Instructions to follow: The records below must be copied in full; omit the images.

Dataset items

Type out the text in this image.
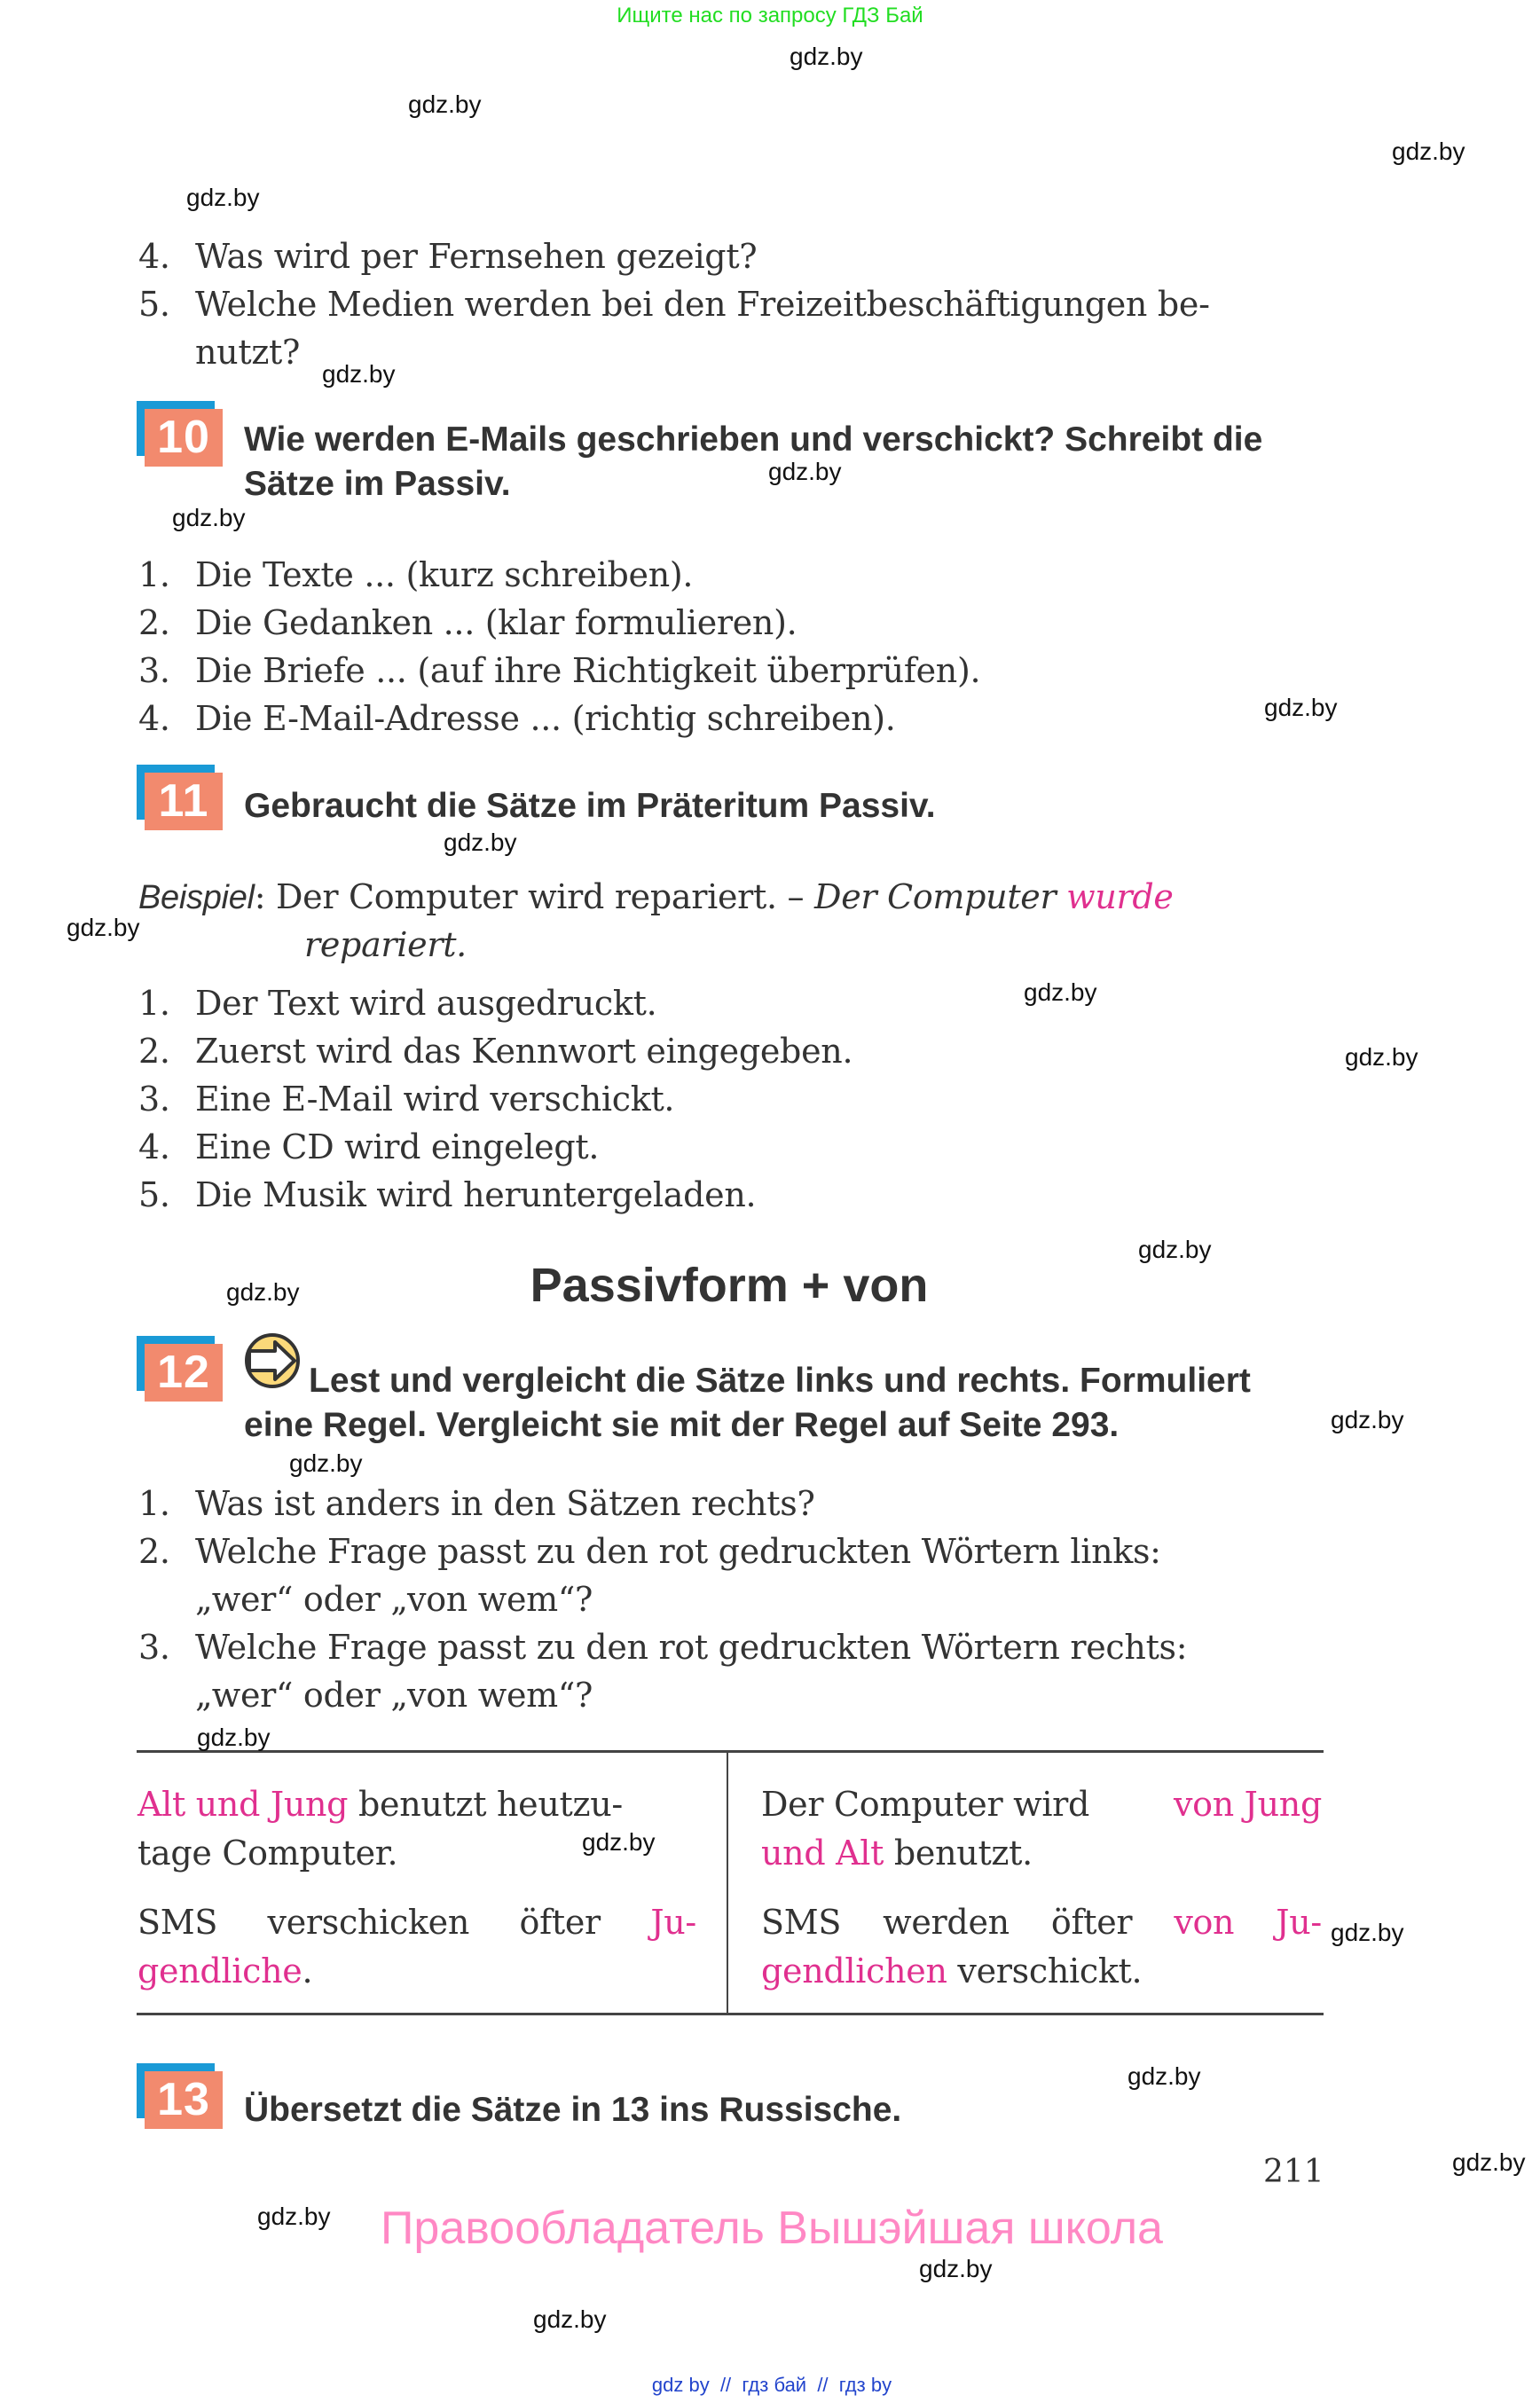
Ищите нас по запросу ГДЗ Бай
4. Was wird per Fernsehen gezeigt?
5. Welche Medien werden bei den Freizeitbeschäftigungen be-
nutzt?
10 Wie werden E-Mails geschrieben und verschickt? Schreibt die
Sätze im Passiv.
1. Die Texte ... (kurz schreiben).
2. Die Gedanken ... (klar formulieren).
3. Die Briefe ... (auf ihre Richtigkeit überprüfen).
4. Die E-Mail-Adresse ... (richtig schreiben).
11	Gebraucht die Sätze im Präteritum Passiv.
Beispiel: Der Computer wird repariert. – Der Computer wurde
repariert.
1. Der Text wird ausgedruckt.
2. Zuerst wird das Kennwort eingegeben.
3. Eine E-Mail wird verschickt.
4. Eine CD wird eingelegt.
5. Die Musik wird heruntergeladen.
Passivform + von
12	Lest und vergleicht die Sätze links und rechts. Formuliert
eine Regel. Vergleicht sie mit der Regel auf Seite 293.
1. Was ist anders in den Sätzen rechts?
2. Welche Frage passt zu den rot gedruckten Wörtern links:
„wer“ oder „von wem“?
3. Welche Frage passt zu den rot gedruckten Wörtern rechts:
„wer“ oder „von wem“?
Alt und Jung benutzt heutzu-
tage Computer.
SMS verschicken öfter Ju-
gendliche.
Der Computer wird von Jung
und Alt benutzt.
SMS werden öfter von Ju-
gendlichen verschickt.
13 Übersetzt die Sätze in 13 ins Russische.
211
Правообладатель Вышэйшая школа
gdz by  //  гдз бай  //  гдз by
gdz.by
gdz.by
gdz.by
gdz.by
gdz.by
gdz.by
gdz.by
gdz.by
gdz.by
gdz.by
gdz.by
gdz.by
gdz.by
gdz.by
gdz.by
gdz.by
gdz.by
gdz.by
gdz.by
gdz.by
gdz.by
gdz.by
gdz.by
gdz.by
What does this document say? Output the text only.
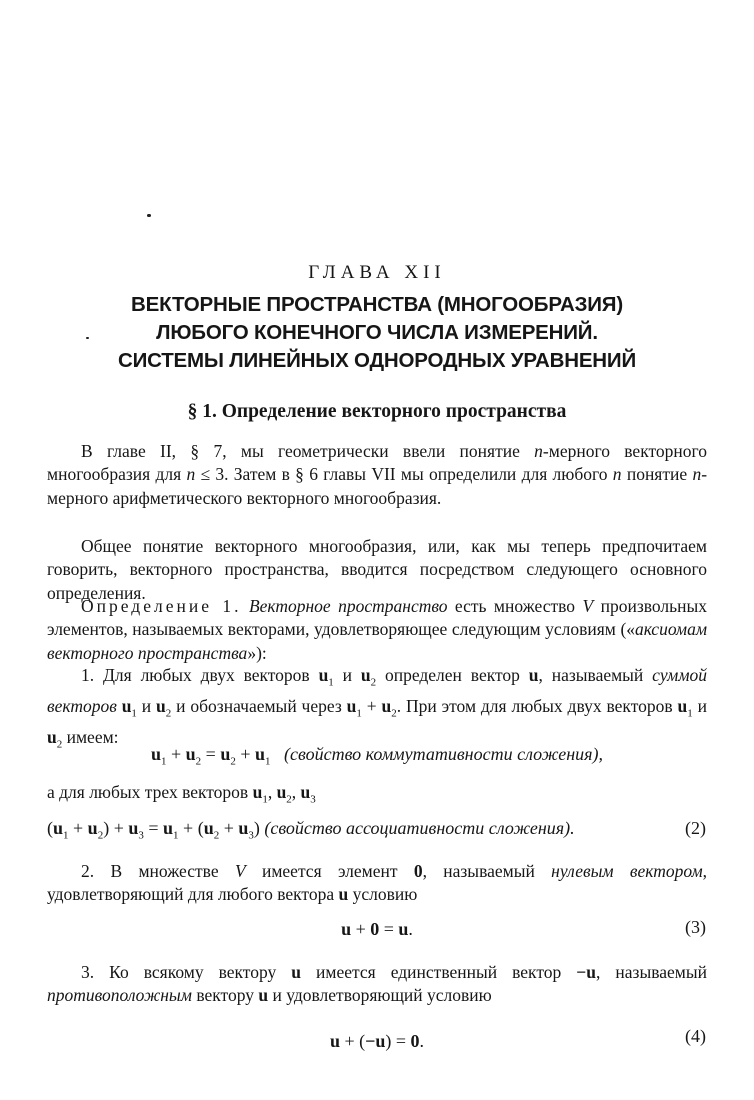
ГЛАВА XII
ВЕКТОРНЫЕ ПРОСТРАНСТВА (МНОГООБРАЗИЯ)
ЛЮБОГО КОНЕЧНОГО ЧИСЛА ИЗМЕРЕНИЙ.
СИСТЕМЫ ЛИНЕЙНЫХ ОДНОРОДНЫХ УРАВНЕНИЙ
§ 1. Определение векторного пространства

В главе II, § 7, мы геометрически ввели понятие n-мерного векторного многообразия для n ≤ 3. Затем в § 6 главы VII мы определили для любого n понятие n-мерного арифметического векторного многообразия.

Общее понятие векторного многообразия, или, как мы теперь предпочитаем говорить, векторного пространства, вводится посредством следующего основного определения.

Определение 1. Векторное пространство есть множество V произвольных элементов, называемых векторами, удовлетворяющее следующим условиям («аксиомам векторного пространства»):

1. Для любых двух векторов $u_1$ и $u_2$ определен вектор u, называемый суммой векторов $u_1$ и $u_2$ и обозначаемый через $u_1 + u_2$. При этом для любых двух векторов $u_1$ и $u_2$ имеем:

$u_1 + u_2 = u_2 + u_1$ (свойство коммутативности сложения),
а для любых трех векторов $u_1$, $u_2$, $u_3$
$(u_1 + u_2) + u_3 = u_1 + (u_2 + u_3)$ (свойство ассоциативности сложения).	(2)

2. В множестве V имеется элемент 0, называемый нулевым вектором, удовлетворяющий для любого вектора u условию

u + 0 = u.	(3)

3. Ко всякому вектору u имеется единственный вектор −u, называемый противоположным вектору u и удовлетворяющий условию

u + (−u) = 0.	(4)
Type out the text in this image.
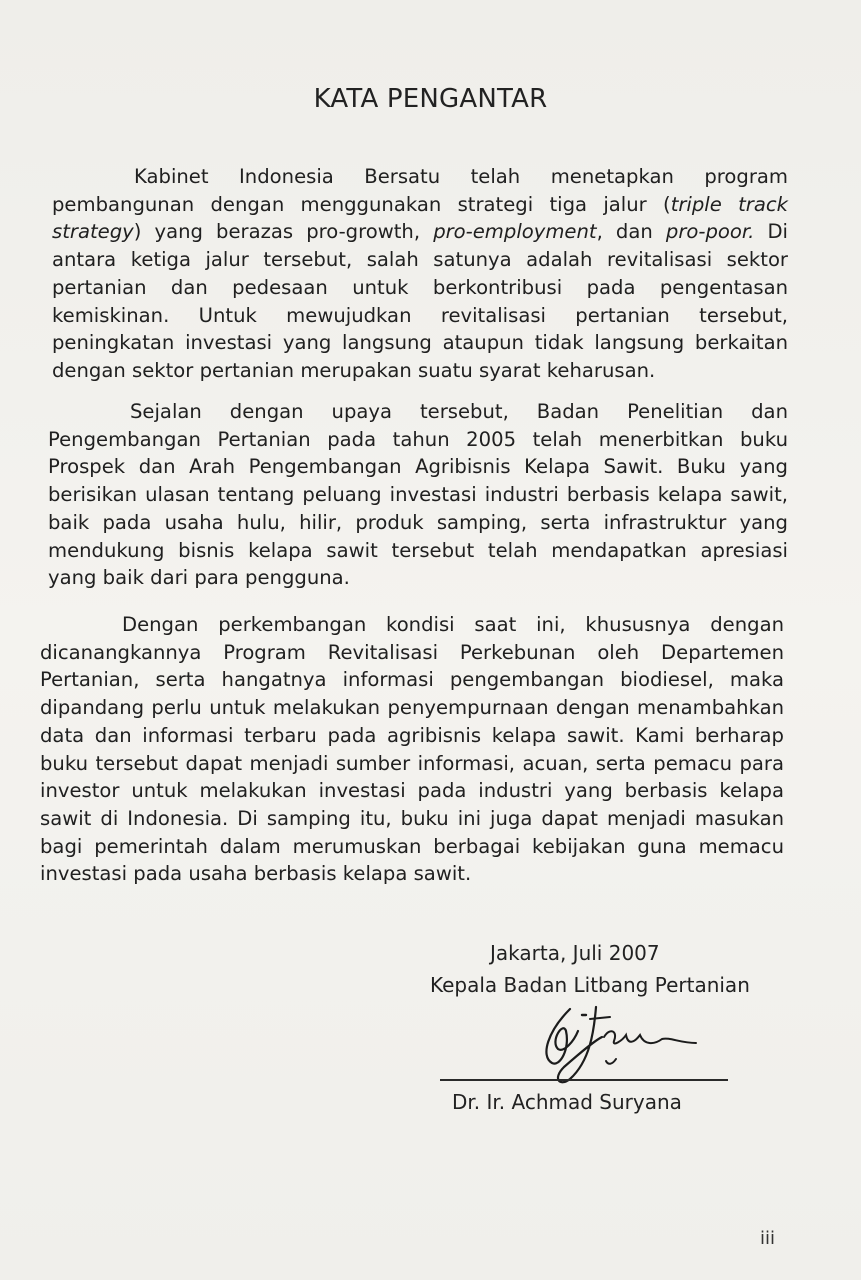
KATA PENGANTAR
Kabinet Indonesia Bersatu telah menetapkan program pembangunan dengan menggunakan strategi tiga jalur (triple track strategy) yang berazas pro-growth, pro-employment, dan pro-poor. Di antara ketiga jalur tersebut, salah satunya adalah revitalisasi sektor pertanian dan pedesaan untuk berkontribusi pada pengentasan kemiskinan. Untuk mewujudkan revitalisasi pertanian tersebut, peningkatan investasi yang langsung ataupun tidak langsung berkaitan dengan sektor pertanian merupakan suatu syarat keharusan.
Sejalan dengan upaya tersebut, Badan Penelitian dan Pengembangan Pertanian pada tahun 2005 telah menerbitkan buku Prospek dan Arah Pengembangan Agribisnis Kelapa Sawit. Buku yang berisikan ulasan tentang peluang investasi industri berbasis kelapa sawit, baik pada usaha hulu, hilir, produk samping, serta infrastruktur yang mendukung bisnis kelapa sawit tersebut telah mendapatkan apresiasi yang baik dari para pengguna.
Dengan perkembangan kondisi saat ini, khususnya dengan dicanangkannya Program Revitalisasi Perkebunan oleh Departemen Pertanian, serta hangatnya informasi pengembangan biodiesel, maka dipandang perlu untuk melakukan penyempurnaan dengan menambahkan data dan informasi terbaru pada agribisnis kelapa sawit. Kami berharap buku tersebut dapat menjadi sumber informasi, acuan, serta pemacu para investor untuk melakukan investasi pada industri yang berbasis kelapa sawit di Indonesia. Di samping itu, buku ini juga dapat menjadi masukan bagi pemerintah dalam merumuskan berbagai kebijakan guna memacu investasi pada usaha berbasis kelapa sawit.
Jakarta, Juli 2007
Kepala Badan Litbang Pertanian
Dr. Ir. Achmad Suryana
iii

Answer in full:
Type out the text in this image.
Ищите нас по запросу ГДЗ Бай
4. Was wird per Fernsehen gezeigt?
5. Welche Medien werden bei den Freizeitbeschäftigungen be-
nutzt?
10 Wie werden E-Mails geschrieben und verschickt? Schreibt die
Sätze im Passiv.
1. Die Texte ... (kurz schreiben).
2. Die Gedanken ... (klar formulieren).
3. Die Briefe ... (auf ihre Richtigkeit überprüfen).
4. Die E-Mail-Adresse ... (richtig schreiben).
11	Gebraucht die Sätze im Präteritum Passiv.
Beispiel: Der Computer wird repariert. – Der Computer wurde
repariert.
1. Der Text wird ausgedruckt.
2. Zuerst wird das Kennwort eingegeben.
3. Eine E-Mail wird verschickt.
4. Eine CD wird eingelegt.
5. Die Musik wird heruntergeladen.
Passivform + von
12	Lest und vergleicht die Sätze links und rechts. Formuliert
eine Regel. Vergleicht sie mit der Regel auf Seite 293.
1. Was ist anders in den Sätzen rechts?
2. Welche Frage passt zu den rot gedruckten Wörtern links:
„wer“ oder „von wem“?
3. Welche Frage passt zu den rot gedruckten Wörtern rechts:
„wer“ oder „von wem“?
Alt und Jung benutzt heutzu-
tage Computer.
SMS verschicken öfter Ju-
gendliche.
Der Computer wird von Jung
und Alt benutzt.
SMS werden öfter von Ju-
gendlichen verschickt.
13 Übersetzt die Sätze in 13 ins Russische.
211
Правообладатель Вышэйшая школа
gdz by  //  гдз бай  //  гдз by
gdz.by
gdz.by
gdz.by
gdz.by
gdz.by
gdz.by
gdz.by
gdz.by
gdz.by
gdz.by
gdz.by
gdz.by
gdz.by
gdz.by
gdz.by
gdz.by
gdz.by
gdz.by
gdz.by
gdz.by
gdz.by
gdz.by
gdz.by
gdz.by
What does this document say? Output the text only.
ГЛАВА XII
ВЕКТОРНЫЕ ПРОСТРАНСТВА (МНОГООБРАЗИЯ)
ЛЮБОГО КОНЕЧНОГО ЧИСЛА ИЗМЕРЕНИЙ.
СИСТЕМЫ ЛИНЕЙНЫХ ОДНОРОДНЫХ УРАВНЕНИЙ
§ 1. Определение векторного пространства

В главе II, § 7, мы геометрически ввели понятие n-мерного векторного многообразия для n ≤ 3. Затем в § 6 главы VII мы определили для любого n понятие n-мерного арифметического векторного многообразия.

Общее понятие векторного многообразия, или, как мы теперь предпочитаем говорить, векторного пространства, вводится посредством следующего основного определения.

Определение 1. Векторное пространство есть множество V произвольных элементов, называемых векторами, удовлетворяющее следующим условиям («аксиомам векторного пространства»):

1. Для любых двух векторов $u_1$ и $u_2$ определен вектор u, называемый суммой векторов $u_1$ и $u_2$ и обозначаемый через $u_1 + u_2$. При этом для любых двух векторов $u_1$ и $u_2$ имеем:

$u_1 + u_2 = u_2 + u_1$ (свойство коммутативности сложения),
а для любых трех векторов $u_1$, $u_2$, $u_3$
$(u_1 + u_2) + u_3 = u_1 + (u_2 + u_3)$ (свойство ассоциативности сложения).	(2)

2. В множестве V имеется элемент 0, называемый нулевым вектором, удовлетворяющий для любого вектора u условию

u + 0 = u.	(3)

3. Ко всякому вектору u имеется единственный вектор −u, называемый противоположным вектору u и удовлетворяющий условию

u + (−u) = 0.	(4)
Type out the text in this image.
KATA PENGANTAR
Kabinet Indonesia Bersatu telah menetapkan program pembangunan dengan menggunakan strategi tiga jalur (triple track strategy) yang berazas pro-growth, pro-employment, dan pro-poor. Di antara ketiga jalur tersebut, salah satunya adalah revitalisasi sektor pertanian dan pedesaan untuk berkontribusi pada pengentasan kemiskinan. Untuk mewujudkan revitalisasi pertanian tersebut, peningkatan investasi yang langsung ataupun tidak langsung berkaitan dengan sektor pertanian merupakan suatu syarat keharusan.
Sejalan dengan upaya tersebut, Badan Penelitian dan Pengembangan Pertanian pada tahun 2005 telah menerbitkan buku Prospek dan Arah Pengembangan Agribisnis Kelapa Sawit. Buku yang berisikan ulasan tentang peluang investasi industri berbasis kelapa sawit, baik pada usaha hulu, hilir, produk samping, serta infrastruktur yang mendukung bisnis kelapa sawit tersebut telah mendapatkan apresiasi yang baik dari para pengguna.
Dengan perkembangan kondisi saat ini, khususnya dengan dicanangkannya Program Revitalisasi Perkebunan oleh Departemen Pertanian, serta hangatnya informasi pengembangan biodiesel, maka dipandang perlu untuk melakukan penyempurnaan dengan menambahkan data dan informasi terbaru pada agribisnis kelapa sawit. Kami berharap buku tersebut dapat menjadi sumber informasi, acuan, serta pemacu para investor untuk melakukan investasi pada industri yang berbasis kelapa sawit di Indonesia. Di samping itu, buku ini juga dapat menjadi masukan bagi pemerintah dalam merumuskan berbagai kebijakan guna memacu investasi pada usaha berbasis kelapa sawit.
Jakarta, Juli 2007
Kepala Badan Litbang Pertanian
Dr. Ir. Achmad Suryana
iii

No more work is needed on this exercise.